Problem to work on
Report every line in the listing that contains the string "JSON".

Source records
______

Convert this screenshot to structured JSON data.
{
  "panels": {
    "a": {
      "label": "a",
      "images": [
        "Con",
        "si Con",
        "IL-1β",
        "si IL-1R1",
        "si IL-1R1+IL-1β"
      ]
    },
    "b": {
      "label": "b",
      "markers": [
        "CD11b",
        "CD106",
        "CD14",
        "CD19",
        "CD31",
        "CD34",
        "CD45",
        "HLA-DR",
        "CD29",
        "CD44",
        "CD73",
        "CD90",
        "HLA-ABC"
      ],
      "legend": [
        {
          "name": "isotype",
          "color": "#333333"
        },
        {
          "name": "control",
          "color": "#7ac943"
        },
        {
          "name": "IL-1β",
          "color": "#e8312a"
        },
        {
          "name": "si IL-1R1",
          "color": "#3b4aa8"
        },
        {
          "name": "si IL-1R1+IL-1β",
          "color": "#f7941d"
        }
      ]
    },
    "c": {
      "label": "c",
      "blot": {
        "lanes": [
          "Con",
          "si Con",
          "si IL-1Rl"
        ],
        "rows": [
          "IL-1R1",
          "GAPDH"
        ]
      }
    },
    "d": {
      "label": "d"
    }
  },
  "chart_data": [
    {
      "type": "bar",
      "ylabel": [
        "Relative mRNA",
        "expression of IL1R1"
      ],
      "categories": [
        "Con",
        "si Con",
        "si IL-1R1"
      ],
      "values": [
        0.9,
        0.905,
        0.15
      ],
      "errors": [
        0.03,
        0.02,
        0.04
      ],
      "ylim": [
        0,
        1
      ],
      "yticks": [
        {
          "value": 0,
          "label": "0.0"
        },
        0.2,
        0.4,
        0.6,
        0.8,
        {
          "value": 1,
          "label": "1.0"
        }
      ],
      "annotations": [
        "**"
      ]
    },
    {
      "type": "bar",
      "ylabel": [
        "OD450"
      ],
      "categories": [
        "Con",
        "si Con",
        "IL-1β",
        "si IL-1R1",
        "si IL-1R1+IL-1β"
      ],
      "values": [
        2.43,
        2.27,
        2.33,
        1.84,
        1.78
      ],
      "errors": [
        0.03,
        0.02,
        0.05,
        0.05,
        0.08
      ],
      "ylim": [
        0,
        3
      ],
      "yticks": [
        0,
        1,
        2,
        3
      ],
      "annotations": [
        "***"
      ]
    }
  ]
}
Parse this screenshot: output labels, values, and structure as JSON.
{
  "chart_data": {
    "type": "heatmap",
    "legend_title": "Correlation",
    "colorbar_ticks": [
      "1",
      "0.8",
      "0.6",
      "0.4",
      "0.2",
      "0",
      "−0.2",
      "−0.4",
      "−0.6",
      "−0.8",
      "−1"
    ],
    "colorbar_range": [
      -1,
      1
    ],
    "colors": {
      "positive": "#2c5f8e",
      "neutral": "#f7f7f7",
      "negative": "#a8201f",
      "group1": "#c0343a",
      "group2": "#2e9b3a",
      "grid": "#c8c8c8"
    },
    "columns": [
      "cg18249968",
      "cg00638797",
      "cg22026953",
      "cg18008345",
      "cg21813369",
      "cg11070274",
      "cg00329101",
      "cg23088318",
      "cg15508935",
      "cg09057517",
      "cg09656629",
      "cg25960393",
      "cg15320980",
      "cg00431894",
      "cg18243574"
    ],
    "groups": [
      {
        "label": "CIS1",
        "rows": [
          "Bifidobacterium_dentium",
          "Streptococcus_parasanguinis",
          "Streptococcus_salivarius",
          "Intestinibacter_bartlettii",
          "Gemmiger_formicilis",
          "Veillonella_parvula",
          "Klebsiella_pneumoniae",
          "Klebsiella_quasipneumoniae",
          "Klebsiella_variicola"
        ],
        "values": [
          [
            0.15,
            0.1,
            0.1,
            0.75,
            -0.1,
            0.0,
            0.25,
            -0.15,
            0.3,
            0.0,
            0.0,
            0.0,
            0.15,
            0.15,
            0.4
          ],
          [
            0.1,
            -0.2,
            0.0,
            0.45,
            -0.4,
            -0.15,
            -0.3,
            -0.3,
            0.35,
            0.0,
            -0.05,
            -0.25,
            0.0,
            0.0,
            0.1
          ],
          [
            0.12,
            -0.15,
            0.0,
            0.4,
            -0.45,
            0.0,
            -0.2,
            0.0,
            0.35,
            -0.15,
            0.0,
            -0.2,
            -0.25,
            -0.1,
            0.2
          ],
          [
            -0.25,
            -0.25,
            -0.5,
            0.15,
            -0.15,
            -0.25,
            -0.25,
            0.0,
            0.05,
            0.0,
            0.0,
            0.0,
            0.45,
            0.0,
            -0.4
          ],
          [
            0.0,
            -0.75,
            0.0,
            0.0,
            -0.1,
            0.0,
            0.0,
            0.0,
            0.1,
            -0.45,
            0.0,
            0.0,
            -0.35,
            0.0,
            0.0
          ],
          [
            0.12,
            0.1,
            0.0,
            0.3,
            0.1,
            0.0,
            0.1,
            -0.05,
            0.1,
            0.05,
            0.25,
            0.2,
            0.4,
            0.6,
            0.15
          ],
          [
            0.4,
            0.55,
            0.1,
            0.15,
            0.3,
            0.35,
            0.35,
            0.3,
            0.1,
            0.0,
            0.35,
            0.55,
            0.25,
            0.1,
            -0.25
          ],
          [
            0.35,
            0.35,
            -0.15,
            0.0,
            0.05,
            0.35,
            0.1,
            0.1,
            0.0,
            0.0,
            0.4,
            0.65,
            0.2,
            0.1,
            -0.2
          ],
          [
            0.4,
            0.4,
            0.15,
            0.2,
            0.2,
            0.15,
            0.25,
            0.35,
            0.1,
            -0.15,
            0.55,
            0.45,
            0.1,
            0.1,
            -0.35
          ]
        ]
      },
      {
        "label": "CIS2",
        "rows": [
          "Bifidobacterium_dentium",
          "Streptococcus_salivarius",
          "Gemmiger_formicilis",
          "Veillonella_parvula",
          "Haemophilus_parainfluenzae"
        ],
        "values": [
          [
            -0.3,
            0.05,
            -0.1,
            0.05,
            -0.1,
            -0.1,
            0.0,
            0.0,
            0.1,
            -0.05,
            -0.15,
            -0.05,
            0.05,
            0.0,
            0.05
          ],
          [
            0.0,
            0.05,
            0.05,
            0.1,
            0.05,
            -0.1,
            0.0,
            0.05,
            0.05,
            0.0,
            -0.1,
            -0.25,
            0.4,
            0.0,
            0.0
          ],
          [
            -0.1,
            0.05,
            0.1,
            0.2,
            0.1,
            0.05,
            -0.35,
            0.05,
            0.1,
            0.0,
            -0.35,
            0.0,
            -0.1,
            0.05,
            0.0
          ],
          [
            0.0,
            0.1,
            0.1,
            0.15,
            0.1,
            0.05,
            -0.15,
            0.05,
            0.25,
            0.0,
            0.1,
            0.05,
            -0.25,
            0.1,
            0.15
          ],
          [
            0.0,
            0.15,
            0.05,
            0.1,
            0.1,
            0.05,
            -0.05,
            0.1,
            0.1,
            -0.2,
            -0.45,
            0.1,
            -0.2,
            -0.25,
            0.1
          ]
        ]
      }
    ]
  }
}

______

Exercise solution
Convert this screenshot to structured JSON data.
Parse this screenshot: output labels, values, and structure as JSON.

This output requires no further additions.